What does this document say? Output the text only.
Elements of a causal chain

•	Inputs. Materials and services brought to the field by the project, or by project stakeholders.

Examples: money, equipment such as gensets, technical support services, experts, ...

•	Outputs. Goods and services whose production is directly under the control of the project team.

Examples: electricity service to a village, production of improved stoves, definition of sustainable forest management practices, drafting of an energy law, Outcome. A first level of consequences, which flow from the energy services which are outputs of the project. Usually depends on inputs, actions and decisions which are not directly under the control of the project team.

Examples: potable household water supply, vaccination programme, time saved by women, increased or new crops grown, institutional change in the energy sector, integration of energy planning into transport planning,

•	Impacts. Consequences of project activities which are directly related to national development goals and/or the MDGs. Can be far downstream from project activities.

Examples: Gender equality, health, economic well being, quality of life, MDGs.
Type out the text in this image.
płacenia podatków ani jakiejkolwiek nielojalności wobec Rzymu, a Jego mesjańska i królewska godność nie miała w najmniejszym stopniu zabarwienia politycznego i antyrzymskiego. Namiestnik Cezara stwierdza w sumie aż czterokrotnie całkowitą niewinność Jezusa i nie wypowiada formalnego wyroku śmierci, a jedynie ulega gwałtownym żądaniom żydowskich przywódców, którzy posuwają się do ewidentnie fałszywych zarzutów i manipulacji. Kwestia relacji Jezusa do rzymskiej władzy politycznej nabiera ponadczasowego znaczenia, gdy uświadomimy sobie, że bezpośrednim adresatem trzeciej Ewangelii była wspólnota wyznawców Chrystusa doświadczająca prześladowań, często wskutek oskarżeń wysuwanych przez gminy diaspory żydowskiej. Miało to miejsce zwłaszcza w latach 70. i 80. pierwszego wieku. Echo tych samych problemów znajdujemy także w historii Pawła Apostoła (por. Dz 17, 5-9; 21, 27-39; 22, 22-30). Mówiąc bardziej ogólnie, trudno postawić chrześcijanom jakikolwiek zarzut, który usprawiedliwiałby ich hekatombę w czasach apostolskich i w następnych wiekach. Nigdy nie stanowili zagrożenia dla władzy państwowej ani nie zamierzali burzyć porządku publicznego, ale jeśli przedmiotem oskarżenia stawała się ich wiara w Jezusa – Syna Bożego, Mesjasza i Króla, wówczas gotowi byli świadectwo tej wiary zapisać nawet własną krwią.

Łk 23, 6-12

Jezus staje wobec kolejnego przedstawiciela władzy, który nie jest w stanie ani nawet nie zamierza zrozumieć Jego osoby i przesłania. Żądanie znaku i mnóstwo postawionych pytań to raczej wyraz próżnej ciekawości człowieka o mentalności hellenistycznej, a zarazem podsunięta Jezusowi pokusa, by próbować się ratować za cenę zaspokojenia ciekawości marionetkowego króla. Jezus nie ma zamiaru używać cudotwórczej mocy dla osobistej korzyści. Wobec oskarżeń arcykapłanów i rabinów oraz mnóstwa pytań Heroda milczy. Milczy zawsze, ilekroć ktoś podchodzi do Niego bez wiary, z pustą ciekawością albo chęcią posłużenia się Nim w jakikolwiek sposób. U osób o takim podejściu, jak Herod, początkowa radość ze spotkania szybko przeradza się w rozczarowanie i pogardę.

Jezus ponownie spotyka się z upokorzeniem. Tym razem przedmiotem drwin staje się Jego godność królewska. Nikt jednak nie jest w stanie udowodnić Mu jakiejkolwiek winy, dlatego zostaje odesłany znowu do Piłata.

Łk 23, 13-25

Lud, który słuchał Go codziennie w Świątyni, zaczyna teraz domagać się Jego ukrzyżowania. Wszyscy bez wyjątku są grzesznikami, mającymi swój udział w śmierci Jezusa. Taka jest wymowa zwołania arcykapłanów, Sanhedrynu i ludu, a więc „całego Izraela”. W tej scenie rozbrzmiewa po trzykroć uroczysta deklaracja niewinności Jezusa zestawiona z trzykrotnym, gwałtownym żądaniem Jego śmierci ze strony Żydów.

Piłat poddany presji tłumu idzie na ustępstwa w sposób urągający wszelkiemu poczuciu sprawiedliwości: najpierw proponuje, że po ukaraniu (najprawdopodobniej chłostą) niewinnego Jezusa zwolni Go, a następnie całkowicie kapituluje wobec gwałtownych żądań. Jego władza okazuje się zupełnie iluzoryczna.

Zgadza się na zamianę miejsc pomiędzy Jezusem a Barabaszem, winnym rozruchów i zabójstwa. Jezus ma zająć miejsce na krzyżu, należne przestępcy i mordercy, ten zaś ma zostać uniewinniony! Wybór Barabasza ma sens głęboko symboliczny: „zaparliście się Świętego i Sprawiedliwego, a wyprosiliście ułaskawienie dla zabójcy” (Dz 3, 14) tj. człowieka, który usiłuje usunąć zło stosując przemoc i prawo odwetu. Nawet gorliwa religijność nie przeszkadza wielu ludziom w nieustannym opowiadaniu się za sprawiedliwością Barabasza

What the task asks
Output the listing above word for word.

The answer
What does this document say? Output the text only.
Elements of a causal chain

•	Inputs. Materials and services brought to the field by the project, or by project stakeholders.

Examples: money, equipment such as gensets, technical support services, experts, ...

•	Outputs. Goods and services whose production is directly under the control of the project team.

Examples: electricity service to a village, production of improved stoves, definition of sustainable forest management practices, drafting of an energy law, Outcome. A first level of consequences, which flow from the energy services which are outputs of the project. Usually depends on inputs, actions and decisions which are not directly under the control of the project team.

Examples: potable household water supply, vaccination programme, time saved by women, increased or new crops grown, institutional change in the energy sector, integration of energy planning into transport planning,

•	Impacts. Consequences of project activities which are directly related to national development goals and/or the MDGs. Can be far downstream from project activities.

Examples: Gender equality, health, economic well being, quality of life, MDGs.
Type out the text in this image.
płacenia podatków ani jakiejkolwiek nielojalności wobec Rzymu, a Jego mesjańska i królewska godność nie miała w najmniejszym stopniu zabarwienia politycznego i antyrzymskiego. Namiestnik Cezara stwierdza w sumie aż czterokrotnie całkowitą niewinność Jezusa i nie wypowiada formalnego wyroku śmierci, a jedynie ulega gwałtownym żądaniom żydowskich przywódców, którzy posuwają się do ewidentnie fałszywych zarzutów i manipulacji. Kwestia relacji Jezusa do rzymskiej władzy politycznej nabiera ponadczasowego znaczenia, gdy uświadomimy sobie, że bezpośrednim adresatem trzeciej Ewangelii była wspólnota wyznawców Chrystusa doświadczająca prześladowań, często wskutek oskarżeń wysuwanych przez gminy diaspory żydowskiej. Miało to miejsce zwłaszcza w latach 70. i 80. pierwszego wieku. Echo tych samych problemów znajdujemy także w historii Pawła Apostoła (por. Dz 17, 5-9; 21, 27-39; 22, 22-30). Mówiąc bardziej ogólnie, trudno postawić chrześcijanom jakikolwiek zarzut, który usprawiedliwiałby ich hekatombę w czasach apostolskich i w następnych wiekach. Nigdy nie stanowili zagrożenia dla władzy państwowej ani nie zamierzali burzyć porządku publicznego, ale jeśli przedmiotem oskarżenia stawała się ich wiara w Jezusa – Syna Bożego, Mesjasza i Króla, wówczas gotowi byli świadectwo tej wiary zapisać nawet własną krwią.

Łk 23, 6-12

Jezus staje wobec kolejnego przedstawiciela władzy, który nie jest w stanie ani nawet nie zamierza zrozumieć Jego osoby i przesłania. Żądanie znaku i mnóstwo postawionych pytań to raczej wyraz próżnej ciekawości człowieka o mentalności hellenistycznej, a zarazem podsunięta Jezusowi pokusa, by próbować się ratować za cenę zaspokojenia ciekawości marionetkowego króla. Jezus nie ma zamiaru używać cudotwórczej mocy dla osobistej korzyści. Wobec oskarżeń arcykapłanów i rabinów oraz mnóstwa pytań Heroda milczy. Milczy zawsze, ilekroć ktoś podchodzi do Niego bez wiary, z pustą ciekawością albo chęcią posłużenia się Nim w jakikolwiek sposób. U osób o takim podejściu, jak Herod, początkowa radość ze spotkania szybko przeradza się w rozczarowanie i pogardę.

Jezus ponownie spotyka się z upokorzeniem. Tym razem przedmiotem drwin staje się Jego godność królewska. Nikt jednak nie jest w stanie udowodnić Mu jakiejkolwiek winy, dlatego zostaje odesłany znowu do Piłata.

Łk 23, 13-25

Lud, który słuchał Go codziennie w Świątyni, zaczyna teraz domagać się Jego ukrzyżowania. Wszyscy bez wyjątku są grzesznikami, mającymi swój udział w śmierci Jezusa. Taka jest wymowa zwołania arcykapłanów, Sanhedrynu i ludu, a więc „całego Izraela”. W tej scenie rozbrzmiewa po trzykroć uroczysta deklaracja niewinności Jezusa zestawiona z trzykrotnym, gwałtownym żądaniem Jego śmierci ze strony Żydów.

Piłat poddany presji tłumu idzie na ustępstwa w sposób urągający wszelkiemu poczuciu sprawiedliwości: najpierw proponuje, że po ukaraniu (najprawdopodobniej chłostą) niewinnego Jezusa zwolni Go, a następnie całkowicie kapituluje wobec gwałtownych żądań. Jego władza okazuje się zupełnie iluzoryczna.

Zgadza się na zamianę miejsc pomiędzy Jezusem a Barabaszem, winnym rozruchów i zabójstwa. Jezus ma zająć miejsce na krzyżu, należne przestępcy i mordercy, ten zaś ma zostać uniewinniony! Wybór Barabasza ma sens głęboko symboliczny: „zaparliście się Świętego i Sprawiedliwego, a wyprosiliście ułaskawienie dla zabójcy” (Dz 3, 14) tj. człowieka, który usiłuje usunąć zło stosując przemoc i prawo odwetu. Nawet gorliwa religijność nie przeszkadza wielu ludziom w nieustannym opowiadaniu się za sprawiedliwością Barabasza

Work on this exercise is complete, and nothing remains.